(Dataset items)
• • • • •

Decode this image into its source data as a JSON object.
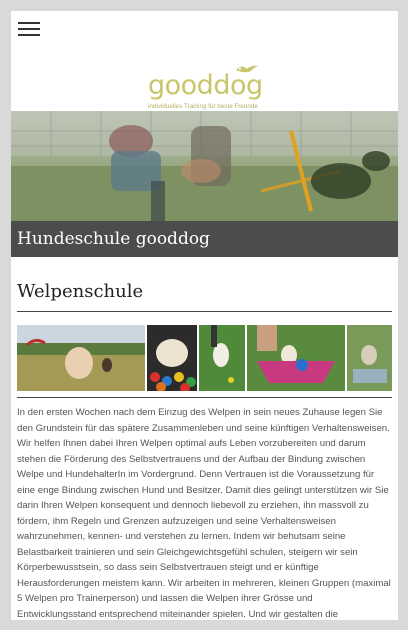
{
  "header": {
    "menu_icon": "hamburger-menu-icon",
    "logo": {
      "name": "gooddog",
      "tagline": "individuelles Training für beste Freunde",
      "accent_color": "#c9c56a"
    }
  },
  "hero": {
    "title": "Hundeschule gooddog",
    "band_color": "#4c4c4c"
  },
  "main": {
    "heading": "Welpenschule",
    "gallery_items": [
      "puppy-on-grass",
      "puppy-in-ball-pit",
      "puppy-on-lawn",
      "puppy-in-wheelbarrow",
      "puppy-on-platform"
    ],
    "body": "In den ersten Wochen nach dem Einzug des Welpen in sein neues Zuhause legen Sie den Grundstein für das spätere Zusammenleben und seine künftigen Verhaltensweisen. Wir helfen Ihnen dabei Ihren Welpen optimal aufs Leben vorzubereiten und darum stehen die Förderung des Selbstvertrauens und der Aufbau der Bindung zwischen Welpe und HundehalterIn im Vordergrund. Denn Vertrauen ist die Voraussetzung für eine enge Bindung zwischen Hund und Besitzer. Damit dies gelingt unterstützen wir Sie darin Ihren Welpen konsequent und dennoch liebevoll zu erziehen, ihn massvoll zu fördern, ihm Regeln und Grenzen aufzuzeigen und seine Verhaltensweisen wahrzunehmen, kennen- und verstehen zu lernen. Indem wir behutsam seine Belastbarkeit trainieren und sein Gleichgewichtsgefühl schulen, steigern wir sein Körperbewusstsein, so dass sein Selbstvertrauen steigt und er künftige Herausforderungen meistern kann. Wir arbeiten in mehreren, kleinen Gruppen (maximal 5 Welpen pro Trainerperson) und lassen die Welpen ihrer Grösse und Entwicklungsstand entsprechend miteinander spielen. Und wir gestalten die"
  }
}
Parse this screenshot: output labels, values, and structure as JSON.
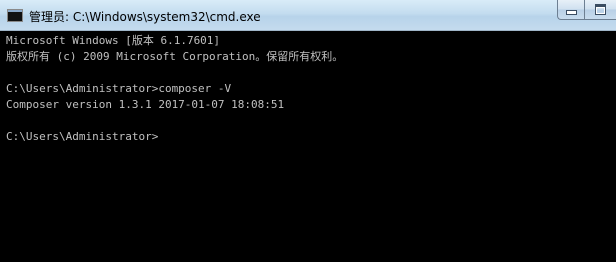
{
  "window": {
    "title": "管理员: C:\\Windows\\system32\\cmd.exe",
    "icon": "cmd-icon",
    "buttons": {
      "minimize": "minimize-icon",
      "maximize": "maximize-icon"
    }
  },
  "console": {
    "lines": [
      "Microsoft Windows [版本 6.1.7601]",
      "版权所有 (c) 2009 Microsoft Corporation。保留所有权利。",
      "C:\\Users\\Administrator>composer -V",
      "Composer version 1.3.1 2017-01-07 18:08:51",
      "C:\\Users\\Administrator>"
    ]
  },
  "colors": {
    "console_background": "#000000",
    "console_text": "#c0c0c0",
    "titlebar": "#c3dcef"
  }
}
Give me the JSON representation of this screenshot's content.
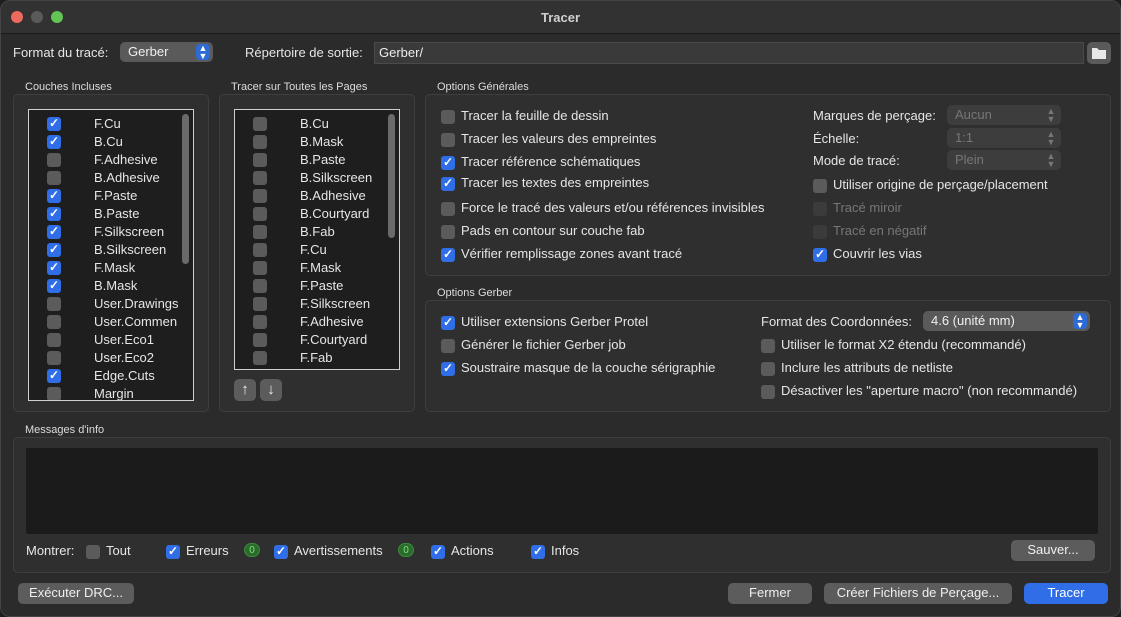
{
  "window": {
    "title": "Tracer"
  },
  "top": {
    "format_label": "Format du tracé:",
    "format_value": "Gerber",
    "output_dir_label": "Répertoire de sortie:",
    "output_dir_value": "Gerber/"
  },
  "couches": {
    "title": "Couches Incluses",
    "items": [
      {
        "label": "F.Cu",
        "checked": true
      },
      {
        "label": "B.Cu",
        "checked": true
      },
      {
        "label": "F.Adhesive",
        "checked": false
      },
      {
        "label": "B.Adhesive",
        "checked": false
      },
      {
        "label": "F.Paste",
        "checked": true
      },
      {
        "label": "B.Paste",
        "checked": true
      },
      {
        "label": "F.Silkscreen",
        "checked": true
      },
      {
        "label": "B.Silkscreen",
        "checked": true
      },
      {
        "label": "F.Mask",
        "checked": true
      },
      {
        "label": "B.Mask",
        "checked": true
      },
      {
        "label": "User.Drawings",
        "checked": false
      },
      {
        "label": "User.Commen",
        "checked": false
      },
      {
        "label": "User.Eco1",
        "checked": false
      },
      {
        "label": "User.Eco2",
        "checked": false
      },
      {
        "label": "Edge.Cuts",
        "checked": true
      },
      {
        "label": "Margin",
        "checked": false
      }
    ]
  },
  "pages": {
    "title": "Tracer sur Toutes les Pages",
    "items": [
      {
        "label": "B.Cu",
        "checked": false
      },
      {
        "label": "B.Mask",
        "checked": false
      },
      {
        "label": "B.Paste",
        "checked": false
      },
      {
        "label": "B.Silkscreen",
        "checked": false
      },
      {
        "label": "B.Adhesive",
        "checked": false
      },
      {
        "label": "B.Courtyard",
        "checked": false
      },
      {
        "label": "B.Fab",
        "checked": false
      },
      {
        "label": "F.Cu",
        "checked": false
      },
      {
        "label": "F.Mask",
        "checked": false
      },
      {
        "label": "F.Paste",
        "checked": false
      },
      {
        "label": "F.Silkscreen",
        "checked": false
      },
      {
        "label": "F.Adhesive",
        "checked": false
      },
      {
        "label": "F.Courtyard",
        "checked": false
      },
      {
        "label": "F.Fab",
        "checked": false
      }
    ],
    "up_icon": "arrow-up-icon",
    "down_icon": "arrow-down-icon"
  },
  "general": {
    "title": "Options Générales",
    "left": [
      {
        "label": "Tracer la feuille de dessin",
        "checked": false
      },
      {
        "label": "Tracer les valeurs des empreintes",
        "checked": false
      },
      {
        "label": "Tracer référence  schématiques",
        "checked": true
      },
      {
        "label": "Tracer les textes des empreintes",
        "checked": true
      },
      {
        "label": "Force le tracé des valeurs et/ou références invisibles",
        "checked": false
      },
      {
        "label": "Pads en contour sur couche fab",
        "checked": false
      },
      {
        "label": "Vérifier remplissage zones avant tracé",
        "checked": true
      }
    ],
    "drill_marks_label": "Marques de perçage:",
    "drill_marks_value": "Aucun",
    "scale_label": "Échelle:",
    "scale_value": "1:1",
    "mode_label": "Mode de tracé:",
    "mode_value": "Plein",
    "right": [
      {
        "label": "Utiliser origine de perçage/placement",
        "checked": false,
        "disabled": false
      },
      {
        "label": "Tracé miroir",
        "checked": false,
        "disabled": true
      },
      {
        "label": "Tracé en négatif",
        "checked": false,
        "disabled": true
      },
      {
        "label": "Couvrir les vias",
        "checked": true,
        "disabled": false
      }
    ]
  },
  "gerber": {
    "title": "Options Gerber",
    "left": [
      {
        "label": "Utiliser extensions Gerber Protel",
        "checked": true
      },
      {
        "label": "Générer le fichier Gerber job",
        "checked": false
      },
      {
        "label": "Soustraire masque de la couche sérigraphie",
        "checked": true
      }
    ],
    "coord_label": "Format des Coordonnées:",
    "coord_value": "4.6 (unité mm)",
    "right": [
      {
        "label": "Utiliser le format X2 étendu (recommandé)",
        "checked": false
      },
      {
        "label": "Inclure les attributs de netliste",
        "checked": false
      },
      {
        "label": "Désactiver les \"aperture macro\" (non recommandé)",
        "checked": false
      }
    ]
  },
  "messages": {
    "title": "Messages d'info",
    "show_label": "Montrer:",
    "filters": [
      {
        "label": "Tout",
        "checked": false,
        "badge": ""
      },
      {
        "label": "Erreurs",
        "checked": true,
        "badge": "0"
      },
      {
        "label": "Avertissements",
        "checked": true,
        "badge": "0"
      },
      {
        "label": "Actions",
        "checked": true,
        "badge": ""
      },
      {
        "label": "Infos",
        "checked": true,
        "badge": ""
      }
    ],
    "save_label": "Sauver..."
  },
  "footer": {
    "drc_label": "Exécuter DRC...",
    "close_label": "Fermer",
    "drill_files_label": "Créer Fichiers de Perçage...",
    "plot_label": "Tracer"
  },
  "colors": {
    "accent": "#2f6ee6",
    "badge_green": "#2b6b2b"
  }
}
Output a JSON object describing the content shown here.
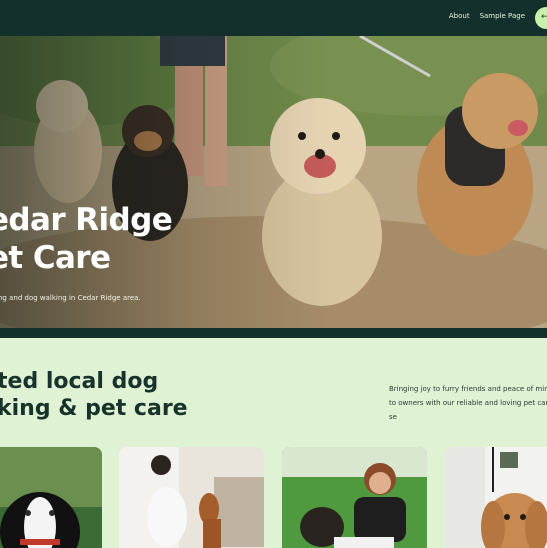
{
  "header": {
    "nav": [
      {
        "label": "About"
      },
      {
        "label": "Sample Page"
      }
    ],
    "cta_glyph": "←"
  },
  "hero": {
    "title": "edar Ridge\net Care",
    "subtitle": "ng and dog walking in Cedar Ridge area."
  },
  "intro": {
    "heading": "ted local dog\nking & pet care",
    "text": "Bringing joy to furry friends and peace of mind to owners with our reliable and loving pet care se"
  },
  "cards": [
    {
      "name": "card-border-collie"
    },
    {
      "name": "card-woman-dachshund"
    },
    {
      "name": "card-girl-dog-lawn"
    },
    {
      "name": "card-cocker-spaniel"
    }
  ],
  "colors": {
    "header_bg": "#13302c",
    "page_bg": "#dff2d3",
    "accent": "#c8f2a9",
    "heading": "#18322c"
  }
}
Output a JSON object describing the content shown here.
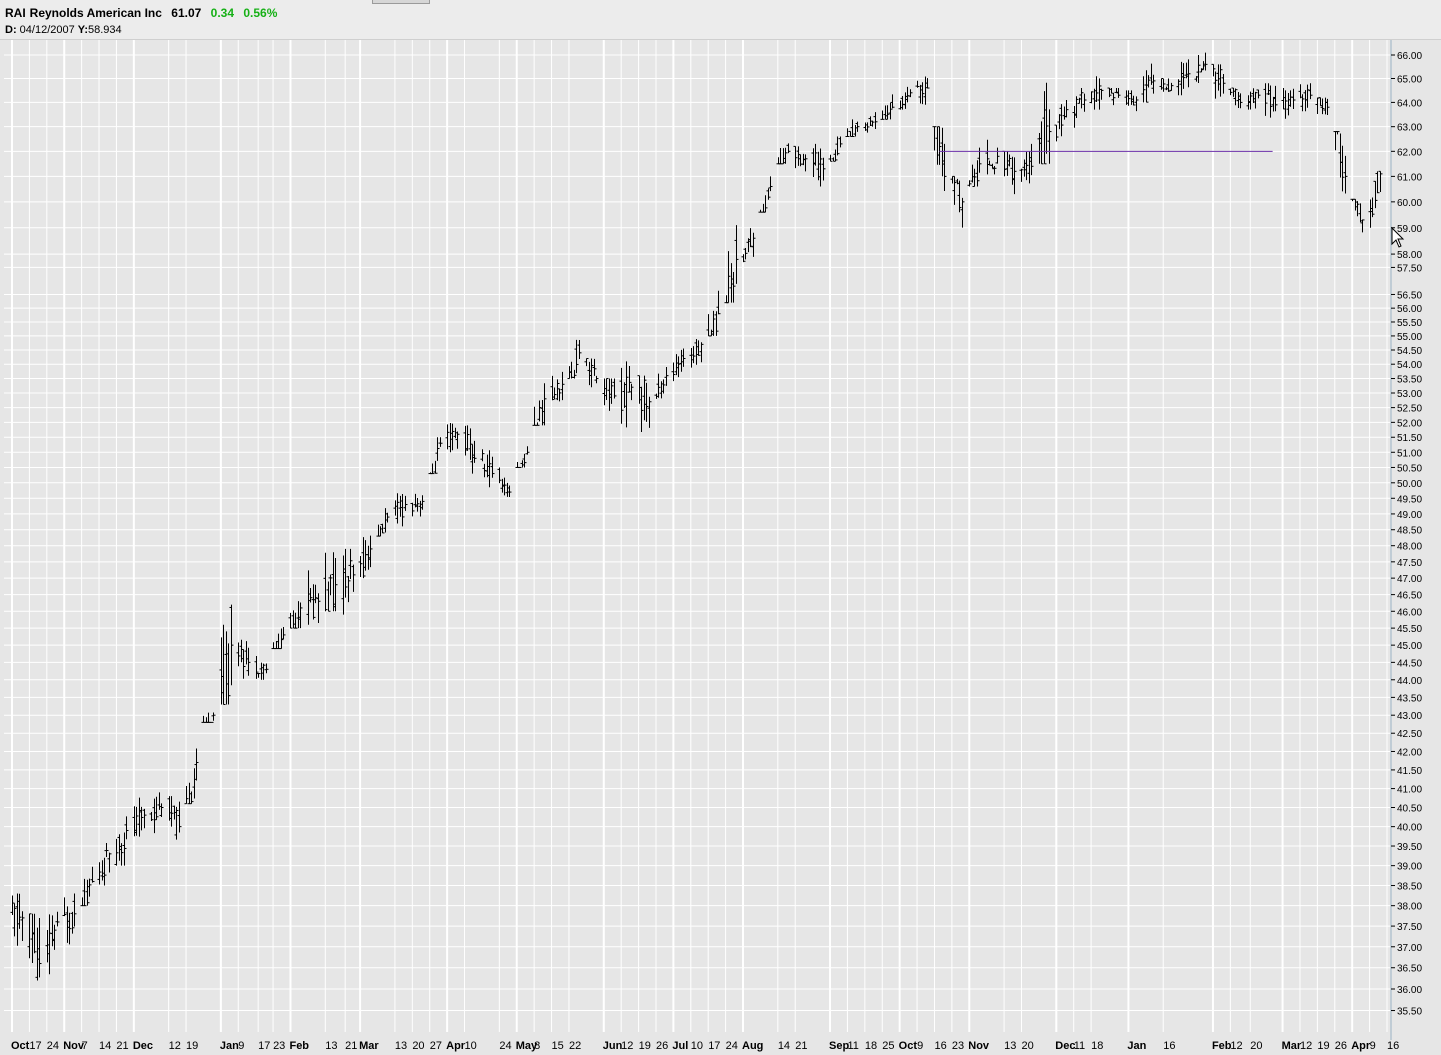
{
  "header": {
    "symbol": "RAI",
    "company": "Reynolds American Inc",
    "last": "61.07",
    "change": "0.34",
    "change_pct": "0.56%",
    "cursor_date_label": "D:",
    "cursor_date": "04/12/2007",
    "cursor_y_label": "Y:",
    "cursor_y": "58.934"
  },
  "colors": {
    "up": "#16b016",
    "bars": "#000000",
    "trendline": "#6a2fa8",
    "grid": "#ffffff",
    "background": "#e6e6e6"
  },
  "chart_data": {
    "type": "ohlc",
    "symbol": "RAI",
    "start_date": "2005-10-10",
    "ylim": [
      35.1,
      66.3
    ],
    "y_scale": "log",
    "y_ticks": [
      35.5,
      36,
      36.5,
      37,
      37.5,
      38,
      38.5,
      39,
      39.5,
      40,
      40.5,
      41,
      41.5,
      42,
      42.5,
      43,
      43.5,
      44,
      44.5,
      45,
      45.5,
      46,
      46.5,
      47,
      47.5,
      48,
      48.5,
      49,
      49.5,
      50,
      50.5,
      51,
      51.5,
      52,
      52.5,
      53,
      53.5,
      54,
      54.5,
      55,
      55.5,
      56,
      56.5,
      57.5,
      58,
      59,
      60,
      61,
      62,
      63,
      64,
      65,
      66
    ],
    "x_labels": [
      {
        "text": "Oct",
        "date": "2005-10-10",
        "month": true
      },
      {
        "text": "17",
        "date": "2005-10-17"
      },
      {
        "text": "24",
        "date": "2005-10-24"
      },
      {
        "text": "Nov",
        "date": "2005-10-31",
        "month": true
      },
      {
        "text": "7",
        "date": "2005-11-07"
      },
      {
        "text": "14",
        "date": "2005-11-14"
      },
      {
        "text": "21",
        "date": "2005-11-21"
      },
      {
        "text": "Dec",
        "date": "2005-11-28",
        "month": true
      },
      {
        "text": "12",
        "date": "2005-12-12"
      },
      {
        "text": "19",
        "date": "2005-12-19"
      },
      {
        "text": "Jan",
        "date": "2006-01-02",
        "month": true
      },
      {
        "text": "9",
        "date": "2006-01-09"
      },
      {
        "text": "17",
        "date": "2006-01-17"
      },
      {
        "text": "23",
        "date": "2006-01-23"
      },
      {
        "text": "Feb",
        "date": "2006-01-30",
        "month": true
      },
      {
        "text": "13",
        "date": "2006-02-13"
      },
      {
        "text": "21",
        "date": "2006-02-21"
      },
      {
        "text": "Mar",
        "date": "2006-02-27",
        "month": true
      },
      {
        "text": "13",
        "date": "2006-03-13"
      },
      {
        "text": "20",
        "date": "2006-03-20"
      },
      {
        "text": "27",
        "date": "2006-03-27"
      },
      {
        "text": "Apr",
        "date": "2006-04-03",
        "month": true
      },
      {
        "text": "10",
        "date": "2006-04-10"
      },
      {
        "text": "24",
        "date": "2006-04-24"
      },
      {
        "text": "May",
        "date": "2006-05-01",
        "month": true
      },
      {
        "text": "8",
        "date": "2006-05-08"
      },
      {
        "text": "15",
        "date": "2006-05-15"
      },
      {
        "text": "22",
        "date": "2006-05-22"
      },
      {
        "text": "Jun",
        "date": "2006-06-05",
        "month": true
      },
      {
        "text": "12",
        "date": "2006-06-12"
      },
      {
        "text": "19",
        "date": "2006-06-19"
      },
      {
        "text": "26",
        "date": "2006-06-26"
      },
      {
        "text": "Jul",
        "date": "2006-07-03",
        "month": true
      },
      {
        "text": "10",
        "date": "2006-07-10"
      },
      {
        "text": "17",
        "date": "2006-07-17"
      },
      {
        "text": "24",
        "date": "2006-07-24"
      },
      {
        "text": "Aug",
        "date": "2006-07-31",
        "month": true
      },
      {
        "text": "14",
        "date": "2006-08-14"
      },
      {
        "text": "21",
        "date": "2006-08-21"
      },
      {
        "text": "Sep",
        "date": "2006-09-04",
        "month": true
      },
      {
        "text": "11",
        "date": "2006-09-11"
      },
      {
        "text": "18",
        "date": "2006-09-18"
      },
      {
        "text": "25",
        "date": "2006-09-25"
      },
      {
        "text": "Oct",
        "date": "2006-10-02",
        "month": true
      },
      {
        "text": "9",
        "date": "2006-10-09"
      },
      {
        "text": "16",
        "date": "2006-10-16"
      },
      {
        "text": "23",
        "date": "2006-10-23"
      },
      {
        "text": "Nov",
        "date": "2006-10-30",
        "month": true
      },
      {
        "text": "13",
        "date": "2006-11-13"
      },
      {
        "text": "20",
        "date": "2006-11-20"
      },
      {
        "text": "Dec",
        "date": "2006-12-04",
        "month": true
      },
      {
        "text": "11",
        "date": "2006-12-11"
      },
      {
        "text": "18",
        "date": "2006-12-18"
      },
      {
        "text": "Jan",
        "date": "2007-01-02",
        "month": true
      },
      {
        "text": "16",
        "date": "2007-01-16"
      },
      {
        "text": "Feb",
        "date": "2007-02-05",
        "month": true
      },
      {
        "text": "12",
        "date": "2007-02-12"
      },
      {
        "text": "20",
        "date": "2007-02-20"
      },
      {
        "text": "Mar",
        "date": "2007-03-05",
        "month": true
      },
      {
        "text": "12",
        "date": "2007-03-12"
      },
      {
        "text": "19",
        "date": "2007-03-19"
      },
      {
        "text": "26",
        "date": "2007-03-26"
      },
      {
        "text": "Apr",
        "date": "2007-04-02",
        "month": true
      },
      {
        "text": "9",
        "date": "2007-04-09"
      },
      {
        "text": "16",
        "date": "2007-04-16"
      }
    ],
    "grid": true,
    "series": [
      {
        "type": "ohlc",
        "weekly_closes": [
          37.7,
          36.6,
          37.6,
          37.8,
          38.6,
          39.3,
          39.9,
          40.3,
          40.5,
          40.0,
          41.7,
          43.0,
          45.0,
          44.5,
          44.3,
          45.3,
          46.1,
          46.3,
          46.8,
          47.1,
          47.9,
          48.9,
          49.3,
          49.4,
          51.3,
          51.6,
          50.8,
          50.3,
          49.7,
          51.0,
          52.8,
          53.3,
          54.4,
          53.5,
          52.9,
          53.2,
          52.7,
          53.6,
          54.2,
          54.7,
          55.8,
          57.8,
          58.6,
          60.6,
          62.0,
          61.7,
          61.3,
          62.3,
          63.0,
          63.2,
          63.8,
          64.4,
          64.6,
          61.0,
          60.0,
          61.5,
          61.8,
          61.2,
          61.4,
          62.8,
          63.7,
          64.1,
          64.5,
          64.3,
          64.1,
          64.9,
          64.7,
          65.2,
          65.6,
          64.8,
          64.0,
          64.3,
          63.9,
          64.1,
          64.3,
          63.8,
          61.0,
          59.3,
          61.1
        ],
        "weekly_ranges": [
          [
            36.5,
            38.3
          ],
          [
            35.3,
            37.8
          ],
          [
            36.3,
            38.0
          ],
          [
            37.0,
            38.3
          ],
          [
            38.0,
            39.0
          ],
          [
            38.5,
            39.8
          ],
          [
            39.0,
            40.6
          ],
          [
            39.5,
            40.8
          ],
          [
            39.6,
            40.9
          ],
          [
            39.4,
            40.8
          ],
          [
            40.6,
            42.3
          ],
          [
            42.8,
            43.6
          ],
          [
            43.3,
            47.8
          ],
          [
            44.0,
            45.3
          ],
          [
            44.0,
            45.0
          ],
          [
            44.9,
            45.9
          ],
          [
            45.5,
            47.0
          ],
          [
            45.6,
            47.8
          ],
          [
            46.0,
            48.6
          ],
          [
            45.9,
            47.9
          ],
          [
            47.0,
            48.5
          ],
          [
            48.3,
            49.4
          ],
          [
            48.6,
            49.9
          ],
          [
            48.8,
            49.8
          ],
          [
            50.3,
            51.5
          ],
          [
            51.0,
            52.3
          ],
          [
            50.3,
            51.9
          ],
          [
            49.8,
            51.1
          ],
          [
            49.4,
            50.5
          ],
          [
            50.5,
            51.2
          ],
          [
            51.9,
            53.8
          ],
          [
            52.6,
            53.9
          ],
          [
            53.5,
            55.2
          ],
          [
            52.8,
            54.2
          ],
          [
            51.6,
            53.5
          ],
          [
            51.8,
            54.1
          ],
          [
            51.2,
            53.6
          ],
          [
            52.8,
            53.9
          ],
          [
            53.4,
            54.6
          ],
          [
            53.8,
            55.0
          ],
          [
            55.0,
            56.8
          ],
          [
            56.2,
            59.1
          ],
          [
            57.7,
            59.0
          ],
          [
            59.6,
            61.0
          ],
          [
            61.5,
            63.4
          ],
          [
            60.8,
            62.2
          ],
          [
            60.6,
            62.3
          ],
          [
            61.6,
            62.6
          ],
          [
            62.6,
            63.6
          ],
          [
            62.7,
            63.6
          ],
          [
            63.3,
            64.5
          ],
          [
            63.7,
            64.8
          ],
          [
            63.8,
            65.1
          ],
          [
            59.9,
            63.0
          ],
          [
            58.5,
            61.0
          ],
          [
            60.6,
            62.8
          ],
          [
            60.9,
            62.7
          ],
          [
            60.3,
            62.0
          ],
          [
            60.3,
            62.3
          ],
          [
            61.5,
            66.3
          ],
          [
            62.4,
            64.1
          ],
          [
            62.9,
            64.6
          ],
          [
            63.7,
            65.5
          ],
          [
            63.5,
            64.6
          ],
          [
            63.2,
            64.5
          ],
          [
            64.0,
            65.8
          ],
          [
            63.9,
            65.0
          ],
          [
            64.3,
            66.1
          ],
          [
            64.6,
            66.1
          ],
          [
            63.7,
            65.6
          ],
          [
            63.5,
            64.6
          ],
          [
            63.7,
            64.7
          ],
          [
            63.1,
            64.8
          ],
          [
            63.3,
            64.6
          ],
          [
            63.4,
            64.8
          ],
          [
            63.0,
            64.2
          ],
          [
            59.8,
            62.8
          ],
          [
            58.6,
            60.1
          ],
          [
            59.0,
            61.2
          ]
        ]
      }
    ],
    "trendline": {
      "from": {
        "date": "2006-10-18",
        "y": 62.0
      },
      "to": {
        "date": "2007-03-01",
        "y": 62.0
      }
    }
  }
}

• • • • •

• Problem to solve:
Return a copy of every line that includes the word "Courtyard".

• The completed task:
        "label": "B.Courtyard",
        "label": "F.Courtyard",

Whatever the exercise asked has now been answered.